STATED EXERCISE: Reproduce the data in its entirety, exactly as supplied.

---- SUPPLIED RECORDS

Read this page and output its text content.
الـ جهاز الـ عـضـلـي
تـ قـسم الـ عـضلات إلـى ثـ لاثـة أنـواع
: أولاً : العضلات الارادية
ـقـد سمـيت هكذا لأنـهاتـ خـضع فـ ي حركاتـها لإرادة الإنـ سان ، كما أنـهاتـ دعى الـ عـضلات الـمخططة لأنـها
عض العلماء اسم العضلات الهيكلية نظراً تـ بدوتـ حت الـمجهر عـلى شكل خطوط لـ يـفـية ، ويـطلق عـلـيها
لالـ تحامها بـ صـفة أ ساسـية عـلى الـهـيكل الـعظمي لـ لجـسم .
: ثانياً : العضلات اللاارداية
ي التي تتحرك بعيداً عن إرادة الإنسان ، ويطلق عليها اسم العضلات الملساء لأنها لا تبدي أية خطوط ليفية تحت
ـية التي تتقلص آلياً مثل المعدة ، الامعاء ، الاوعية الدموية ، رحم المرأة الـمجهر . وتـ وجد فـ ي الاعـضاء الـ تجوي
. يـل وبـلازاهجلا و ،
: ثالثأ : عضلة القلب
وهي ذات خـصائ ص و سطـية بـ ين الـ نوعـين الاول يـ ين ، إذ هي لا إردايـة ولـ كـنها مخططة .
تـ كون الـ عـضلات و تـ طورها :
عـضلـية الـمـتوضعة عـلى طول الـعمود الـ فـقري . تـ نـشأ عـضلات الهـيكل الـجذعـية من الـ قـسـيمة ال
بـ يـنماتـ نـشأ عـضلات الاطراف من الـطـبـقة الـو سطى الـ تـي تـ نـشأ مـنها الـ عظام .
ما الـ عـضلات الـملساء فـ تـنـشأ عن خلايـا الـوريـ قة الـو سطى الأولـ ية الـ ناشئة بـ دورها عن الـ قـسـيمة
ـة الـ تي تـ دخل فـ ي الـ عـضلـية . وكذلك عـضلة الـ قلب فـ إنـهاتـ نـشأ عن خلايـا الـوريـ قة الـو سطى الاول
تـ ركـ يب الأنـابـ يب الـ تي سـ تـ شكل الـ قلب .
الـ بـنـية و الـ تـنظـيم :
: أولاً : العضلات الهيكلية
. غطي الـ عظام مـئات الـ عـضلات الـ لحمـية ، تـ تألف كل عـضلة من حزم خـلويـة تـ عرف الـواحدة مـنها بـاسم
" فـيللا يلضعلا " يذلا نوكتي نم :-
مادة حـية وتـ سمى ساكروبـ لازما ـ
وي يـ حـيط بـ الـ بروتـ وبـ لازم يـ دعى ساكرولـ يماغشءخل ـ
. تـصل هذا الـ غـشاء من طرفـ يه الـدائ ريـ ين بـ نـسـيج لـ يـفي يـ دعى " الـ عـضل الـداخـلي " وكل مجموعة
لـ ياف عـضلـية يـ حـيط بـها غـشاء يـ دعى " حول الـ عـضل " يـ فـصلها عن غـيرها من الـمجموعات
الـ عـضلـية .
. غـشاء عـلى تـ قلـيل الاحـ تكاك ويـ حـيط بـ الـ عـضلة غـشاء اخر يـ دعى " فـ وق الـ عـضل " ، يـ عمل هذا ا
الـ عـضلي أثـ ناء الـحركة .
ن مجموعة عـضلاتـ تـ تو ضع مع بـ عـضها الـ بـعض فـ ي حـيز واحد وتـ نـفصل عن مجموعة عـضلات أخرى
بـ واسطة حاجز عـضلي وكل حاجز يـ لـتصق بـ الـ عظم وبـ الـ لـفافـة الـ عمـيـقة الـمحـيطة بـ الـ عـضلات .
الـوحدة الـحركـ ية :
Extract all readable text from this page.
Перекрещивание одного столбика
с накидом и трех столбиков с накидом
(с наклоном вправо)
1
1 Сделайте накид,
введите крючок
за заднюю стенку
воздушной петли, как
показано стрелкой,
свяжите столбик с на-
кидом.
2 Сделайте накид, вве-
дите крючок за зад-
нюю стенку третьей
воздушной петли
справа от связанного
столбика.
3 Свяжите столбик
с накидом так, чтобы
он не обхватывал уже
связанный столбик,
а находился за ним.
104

--------

EXERCISE SOLUTION:
Read this page and output its text content.
الـ جهاز الـ عـضـلـي
تـ قـسم الـ عـضلات إلـى ثـ لاثـة أنـواع
: أولاً : العضلات الارادية
ـقـد سمـيت هكذا لأنـهاتـ خـضع فـ ي حركاتـها لإرادة الإنـ سان ، كما أنـهاتـ دعى الـ عـضلات الـمخططة لأنـها
عض العلماء اسم العضلات الهيكلية نظراً تـ بدوتـ حت الـمجهر عـلى شكل خطوط لـ يـفـية ، ويـطلق عـلـيها
لالـ تحامها بـ صـفة أ ساسـية عـلى الـهـيكل الـعظمي لـ لجـسم .
: ثانياً : العضلات اللاارداية
ي التي تتحرك بعيداً عن إرادة الإنسان ، ويطلق عليها اسم العضلات الملساء لأنها لا تبدي أية خطوط ليفية تحت
ـية التي تتقلص آلياً مثل المعدة ، الامعاء ، الاوعية الدموية ، رحم المرأة الـمجهر . وتـ وجد فـ ي الاعـضاء الـ تجوي
. يـل وبـلازاهجلا و ،
: ثالثأ : عضلة القلب
وهي ذات خـصائ ص و سطـية بـ ين الـ نوعـين الاول يـ ين ، إذ هي لا إردايـة ولـ كـنها مخططة .
تـ كون الـ عـضلات و تـ طورها :
عـضلـية الـمـتوضعة عـلى طول الـعمود الـ فـقري . تـ نـشأ عـضلات الهـيكل الـجذعـية من الـ قـسـيمة ال
بـ يـنماتـ نـشأ عـضلات الاطراف من الـطـبـقة الـو سطى الـ تـي تـ نـشأ مـنها الـ عظام .
ما الـ عـضلات الـملساء فـ تـنـشأ عن خلايـا الـوريـ قة الـو سطى الأولـ ية الـ ناشئة بـ دورها عن الـ قـسـيمة
ـة الـ تي تـ دخل فـ ي الـ عـضلـية . وكذلك عـضلة الـ قلب فـ إنـهاتـ نـشأ عن خلايـا الـوريـ قة الـو سطى الاول
تـ ركـ يب الأنـابـ يب الـ تي سـ تـ شكل الـ قلب .
الـ بـنـية و الـ تـنظـيم :
: أولاً : العضلات الهيكلية
. غطي الـ عظام مـئات الـ عـضلات الـ لحمـية ، تـ تألف كل عـضلة من حزم خـلويـة تـ عرف الـواحدة مـنها بـاسم
" فـيللا يلضعلا " يذلا نوكتي نم :-
مادة حـية وتـ سمى ساكروبـ لازما ـ
وي يـ حـيط بـ الـ بروتـ وبـ لازم يـ دعى ساكرولـ يماغشءخل ـ
. تـصل هذا الـ غـشاء من طرفـ يه الـدائ ريـ ين بـ نـسـيج لـ يـفي يـ دعى " الـ عـضل الـداخـلي " وكل مجموعة
لـ ياف عـضلـية يـ حـيط بـها غـشاء يـ دعى " حول الـ عـضل " يـ فـصلها عن غـيرها من الـمجموعات
الـ عـضلـية .
. غـشاء عـلى تـ قلـيل الاحـ تكاك ويـ حـيط بـ الـ عـضلة غـشاء اخر يـ دعى " فـ وق الـ عـضل " ، يـ عمل هذا ا
الـ عـضلي أثـ ناء الـحركة .
ن مجموعة عـضلاتـ تـ تو ضع مع بـ عـضها الـ بـعض فـ ي حـيز واحد وتـ نـفصل عن مجموعة عـضلات أخرى
بـ واسطة حاجز عـضلي وكل حاجز يـ لـتصق بـ الـ عظم وبـ الـ لـفافـة الـ عمـيـقة الـمحـيطة بـ الـ عـضلات .
الـوحدة الـحركـ ية :
Extract all readable text from this page.
Перекрещивание одного столбика
с накидом и трех столбиков с накидом
(с наклоном вправо)
1
1 Сделайте накид,
введите крючок
за заднюю стенку
воздушной петли, как
показано стрелкой,
свяжите столбик с на-
кидом.
2 Сделайте накид, вве-
дите крючок за зад-
нюю стенку третьей
воздушной петли
справа от связанного
столбика.
3 Свяжите столбик
с накидом так, чтобы
он не обхватывал уже
связанный столбик,
а находился за ним.
104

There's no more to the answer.